Work to complete:
Type out the data exactly as given. Skip any image.

Exercise materials:

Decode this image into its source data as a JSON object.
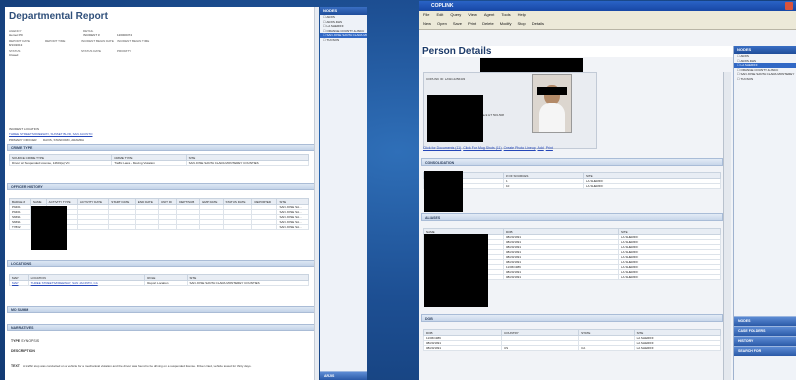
{
  "left": {
    "title": "Departmental Report",
    "fields": [
      {
        "label": "AGENCY",
        "value": "Hemet PD"
      },
      {
        "label": "DETAIL",
        "value": "INCIDENT #"
      },
      {
        "label": "",
        "value": "120000374"
      },
      {
        "label": "REPORT DATE",
        "value": "8/13/2013"
      },
      {
        "label": "REPORT TIME",
        "value": ""
      },
      {
        "label": "INCIDENT BEGIN DATE",
        "value": ""
      },
      {
        "label": "INCIDENT BEGIN TIME",
        "value": ""
      },
      {
        "label": "STATUS",
        "value": "Closed"
      },
      {
        "label": "STATUS DATE",
        "value": ""
      },
      {
        "label": "PRIORITY",
        "value": ""
      }
    ],
    "incident_location_label": "INCIDENT LOCATION",
    "incident_location": "THREE STREETS/FREEWAY, SUNSET BLVD, SAN JACINTO",
    "primary_officer_label": "PRIMARY OFFICER",
    "primary_officer": "DAVIS, STANFORD, ARAMDA",
    "sections": {
      "crime_type": "CRIME TYPE",
      "officer_history": "OFFICER HISTORY",
      "locations": "LOCATIONS",
      "modus": "MO SUMM",
      "narratives": "NARRATIVES"
    },
    "crime_cols": [
      "SOURCE CRIME TYPE",
      "CRIME TYPE",
      "SITE"
    ],
    "crime_row": [
      "Driver w/ Suspended License, 14601(a) VC",
      "Traffic Laws - Moving Violation",
      "SAN JOSE SANTA CLARA MONTEREY COUNTIES"
    ],
    "officer_cols": [
      "BADGE #",
      "NAME",
      "ACTIVITY TYPE",
      "ACTIVITY DATE",
      "START DATE",
      "END DATE",
      "UNIT ID",
      "DEPT/SUB",
      "EMP DATE",
      "STATUS DATE",
      "REPORTED",
      "SITE"
    ],
    "officer_rows": [
      [
        "P9461",
        "",
        "BACK UP",
        "",
        "",
        "",
        "",
        "",
        "",
        "",
        "",
        "SAN JOSE SA..."
      ],
      [
        "P9461",
        "",
        "BACK UP",
        "",
        "",
        "",
        "",
        "",
        "",
        "",
        "",
        "SAN JOSE SA..."
      ],
      [
        "S6691",
        "",
        "PRIMARY",
        "",
        "",
        "",
        "",
        "",
        "",
        "",
        "",
        "SAN JOSE SA..."
      ],
      [
        "S6691",
        "",
        "SUBJECT",
        "",
        "",
        "",
        "",
        "",
        "",
        "",
        "",
        "SAN JOSE SA..."
      ],
      [
        "T7832",
        "",
        "BACK UP",
        "",
        "",
        "",
        "",
        "",
        "",
        "",
        "",
        "SAN JOSE SA..."
      ]
    ],
    "loc_cols": [
      "MAP",
      "LOCATION",
      "ROLE",
      "SITE"
    ],
    "loc_row": [
      "MAP",
      "THREE STREETS/FREEWAY, SAN JACINTO, CA",
      "Report Location",
      "SAN JOSE SANTA CLARA MONTEREY COUNTIES"
    ],
    "narrative_type_label": "TYPE",
    "narrative_type": "SYNOPSIS",
    "description_label": "DESCRIPTION",
    "narr_text_label": "TEXT",
    "narr_text": "A traffic stop was conducted on a vehicle for a mechanical violation and the driver was found to be driving on a suspended license. Driver cited, vehicle towed for thirty days."
  },
  "nodes_left": {
    "header": "NODES",
    "items": [
      "ARJIS",
      "ARJIS.DHS",
      "LA SHERIFF",
      "ORANGE COUNTY-ILJNCC",
      "SAN JOSE SANTA CLARA MONTEREY",
      "TUCSON"
    ],
    "selected_index": 4,
    "bottom_tab": "ARJIS"
  },
  "right": {
    "app_title": "COPLINK",
    "menu": [
      "File",
      "Edit",
      "Query",
      "View",
      "Agent",
      "Tools",
      "Help"
    ],
    "toolbar": [
      "New",
      "Open",
      "Save",
      "Print",
      "Delete",
      "Modify",
      "Stop",
      "Details"
    ],
    "page_title": "Person Details",
    "person_id_label": "COPLINK ID:",
    "person_id": "LASD-2256433",
    "attr_line1": "Black  HT 503-508",
    "attr_line2": "Black  Hispanic  WT 119-160",
    "attr_brown": "Brown",
    "links": [
      "Click for Documents (11)",
      "Click For Mug Shots (11)",
      "Create Photo Lineup",
      "Add",
      "Print"
    ],
    "consolidation_hdr": "CONSOLIDATION",
    "cons_cols": [
      "",
      "# OF SOURCES",
      "SITE"
    ],
    "cons_rows": [
      [
        "",
        "1",
        "LA SHERIFF"
      ],
      [
        "",
        "10",
        "LA SHERIFF"
      ]
    ],
    "aliases_hdr": "ALIASES",
    "alias_cols": [
      "NAME",
      "DOB",
      "SITE"
    ],
    "alias_rows": [
      [
        "",
        "08/20/1991",
        "LA SHERIFF"
      ],
      [
        "",
        "08/20/1991",
        "LA SHERIFF"
      ],
      [
        "",
        "08/20/1991",
        "LA SHERIFF"
      ],
      [
        "",
        "08/20/1991",
        "LA SHERIFF"
      ],
      [
        "",
        "08/20/1991",
        "LA SHERIFF"
      ],
      [
        "",
        "08/20/1991",
        "LA SHERIFF"
      ],
      [
        "",
        "11/06/1989",
        "LA SHERIFF"
      ],
      [
        "",
        "08/20/1991",
        "LA SHERIFF"
      ],
      [
        "",
        "08/20/1991",
        "LA SHERIFF"
      ]
    ],
    "dob_hdr": "DOB",
    "dob_cols": [
      "DOB",
      "COUNTRY",
      "STATE",
      "SITE"
    ],
    "dob_rows": [
      [
        "11/06/1989",
        "",
        "",
        "LA SHERIFF"
      ],
      [
        "08/20/1991",
        "",
        "",
        "LA SHERIFF"
      ],
      [
        "08/20/1991",
        "US",
        "CA",
        "LA SHERIFF"
      ]
    ]
  },
  "nodes_right": {
    "header": "NODES",
    "items": [
      "ARJIS",
      "ARJIS.DHS",
      "LA SHERIFF",
      "ORANGE COUNTY-ILJNCC",
      "SAN JOSE SANTA CLARA MONTEREY",
      "TUCSON"
    ],
    "selected_index": 2,
    "accordion": [
      "NODES",
      "CASE FOLDERS",
      "HISTORY",
      "SEARCH FOR"
    ]
  }
}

Written answer:
Decode this image into its source data as a JSON object.
{
  "left": {
    "title": "Departmental Report",
    "fields": [
      {
        "label": "AGENCY",
        "value": "Hemet PD"
      },
      {
        "label": "DETAIL",
        "value": "INCIDENT #"
      },
      {
        "label": "",
        "value": "120000374"
      },
      {
        "label": "REPORT DATE",
        "value": "8/13/2013"
      },
      {
        "label": "REPORT TIME",
        "value": ""
      },
      {
        "label": "INCIDENT BEGIN DATE",
        "value": ""
      },
      {
        "label": "INCIDENT BEGIN TIME",
        "value": ""
      },
      {
        "label": "STATUS",
        "value": "Closed"
      },
      {
        "label": "STATUS DATE",
        "value": ""
      },
      {
        "label": "PRIORITY",
        "value": ""
      }
    ],
    "incident_location_label": "INCIDENT LOCATION",
    "incident_location": "THREE STREETS/FREEWAY, SUNSET BLVD, SAN JACINTO",
    "primary_officer_label": "PRIMARY OFFICER",
    "primary_officer": "DAVIS, STANFORD, ARAMDA",
    "sections": {
      "crime_type": "CRIME TYPE",
      "officer_history": "OFFICER HISTORY",
      "locations": "LOCATIONS",
      "modus": "MO SUMM",
      "narratives": "NARRATIVES"
    },
    "crime_cols": [
      "SOURCE CRIME TYPE",
      "CRIME TYPE",
      "SITE"
    ],
    "crime_row": [
      "Driver w/ Suspended License, 14601(a) VC",
      "Traffic Laws - Moving Violation",
      "SAN JOSE SANTA CLARA MONTEREY COUNTIES"
    ],
    "officer_cols": [
      "BADGE #",
      "NAME",
      "ACTIVITY TYPE",
      "ACTIVITY DATE",
      "START DATE",
      "END DATE",
      "UNIT ID",
      "DEPT/SUB",
      "EMP DATE",
      "STATUS DATE",
      "REPORTED",
      "SITE"
    ],
    "officer_rows": [
      [
        "P9461",
        "",
        "BACK UP",
        "",
        "",
        "",
        "",
        "",
        "",
        "",
        "",
        "SAN JOSE SA..."
      ],
      [
        "P9461",
        "",
        "BACK UP",
        "",
        "",
        "",
        "",
        "",
        "",
        "",
        "",
        "SAN JOSE SA..."
      ],
      [
        "S6691",
        "",
        "PRIMARY",
        "",
        "",
        "",
        "",
        "",
        "",
        "",
        "",
        "SAN JOSE SA..."
      ],
      [
        "S6691",
        "",
        "SUBJECT",
        "",
        "",
        "",
        "",
        "",
        "",
        "",
        "",
        "SAN JOSE SA..."
      ],
      [
        "T7832",
        "",
        "BACK UP",
        "",
        "",
        "",
        "",
        "",
        "",
        "",
        "",
        "SAN JOSE SA..."
      ]
    ],
    "loc_cols": [
      "MAP",
      "LOCATION",
      "ROLE",
      "SITE"
    ],
    "loc_row": [
      "MAP",
      "THREE STREETS/FREEWAY, SAN JACINTO, CA",
      "Report Location",
      "SAN JOSE SANTA CLARA MONTEREY COUNTIES"
    ],
    "narrative_type_label": "TYPE",
    "narrative_type": "SYNOPSIS",
    "description_label": "DESCRIPTION",
    "narr_text_label": "TEXT",
    "narr_text": "A traffic stop was conducted on a vehicle for a mechanical violation and the driver was found to be driving on a suspended license. Driver cited, vehicle towed for thirty days."
  },
  "nodes_left": {
    "header": "NODES",
    "items": [
      "ARJIS",
      "ARJIS.DHS",
      "LA SHERIFF",
      "ORANGE COUNTY-ILJNCC",
      "SAN JOSE SANTA CLARA MONTEREY",
      "TUCSON"
    ],
    "selected_index": 4,
    "bottom_tab": "ARJIS"
  },
  "right": {
    "app_title": "COPLINK",
    "menu": [
      "File",
      "Edit",
      "Query",
      "View",
      "Agent",
      "Tools",
      "Help"
    ],
    "toolbar": [
      "New",
      "Open",
      "Save",
      "Print",
      "Delete",
      "Modify",
      "Stop",
      "Details"
    ],
    "page_title": "Person Details",
    "person_id_label": "COPLINK ID:",
    "person_id": "LASD-2256433",
    "attr_line1": "Black  HT 503-508",
    "attr_line2": "Black  Hispanic  WT 119-160",
    "attr_brown": "Brown",
    "links": [
      "Click for Documents (11)",
      "Click For Mug Shots (11)",
      "Create Photo Lineup",
      "Add",
      "Print"
    ],
    "consolidation_hdr": "CONSOLIDATION",
    "cons_cols": [
      "",
      "# OF SOURCES",
      "SITE"
    ],
    "cons_rows": [
      [
        "",
        "1",
        "LA SHERIFF"
      ],
      [
        "",
        "10",
        "LA SHERIFF"
      ]
    ],
    "aliases_hdr": "ALIASES",
    "alias_cols": [
      "NAME",
      "DOB",
      "SITE"
    ],
    "alias_rows": [
      [
        "",
        "08/20/1991",
        "LA SHERIFF"
      ],
      [
        "",
        "08/20/1991",
        "LA SHERIFF"
      ],
      [
        "",
        "08/20/1991",
        "LA SHERIFF"
      ],
      [
        "",
        "08/20/1991",
        "LA SHERIFF"
      ],
      [
        "",
        "08/20/1991",
        "LA SHERIFF"
      ],
      [
        "",
        "08/20/1991",
        "LA SHERIFF"
      ],
      [
        "",
        "11/06/1989",
        "LA SHERIFF"
      ],
      [
        "",
        "08/20/1991",
        "LA SHERIFF"
      ],
      [
        "",
        "08/20/1991",
        "LA SHERIFF"
      ]
    ],
    "dob_hdr": "DOB",
    "dob_cols": [
      "DOB",
      "COUNTRY",
      "STATE",
      "SITE"
    ],
    "dob_rows": [
      [
        "11/06/1989",
        "",
        "",
        "LA SHERIFF"
      ],
      [
        "08/20/1991",
        "",
        "",
        "LA SHERIFF"
      ],
      [
        "08/20/1991",
        "US",
        "CA",
        "LA SHERIFF"
      ]
    ]
  },
  "nodes_right": {
    "header": "NODES",
    "items": [
      "ARJIS",
      "ARJIS.DHS",
      "LA SHERIFF",
      "ORANGE COUNTY-ILJNCC",
      "SAN JOSE SANTA CLARA MONTEREY",
      "TUCSON"
    ],
    "selected_index": 2,
    "accordion": [
      "NODES",
      "CASE FOLDERS",
      "HISTORY",
      "SEARCH FOR"
    ]
  }
}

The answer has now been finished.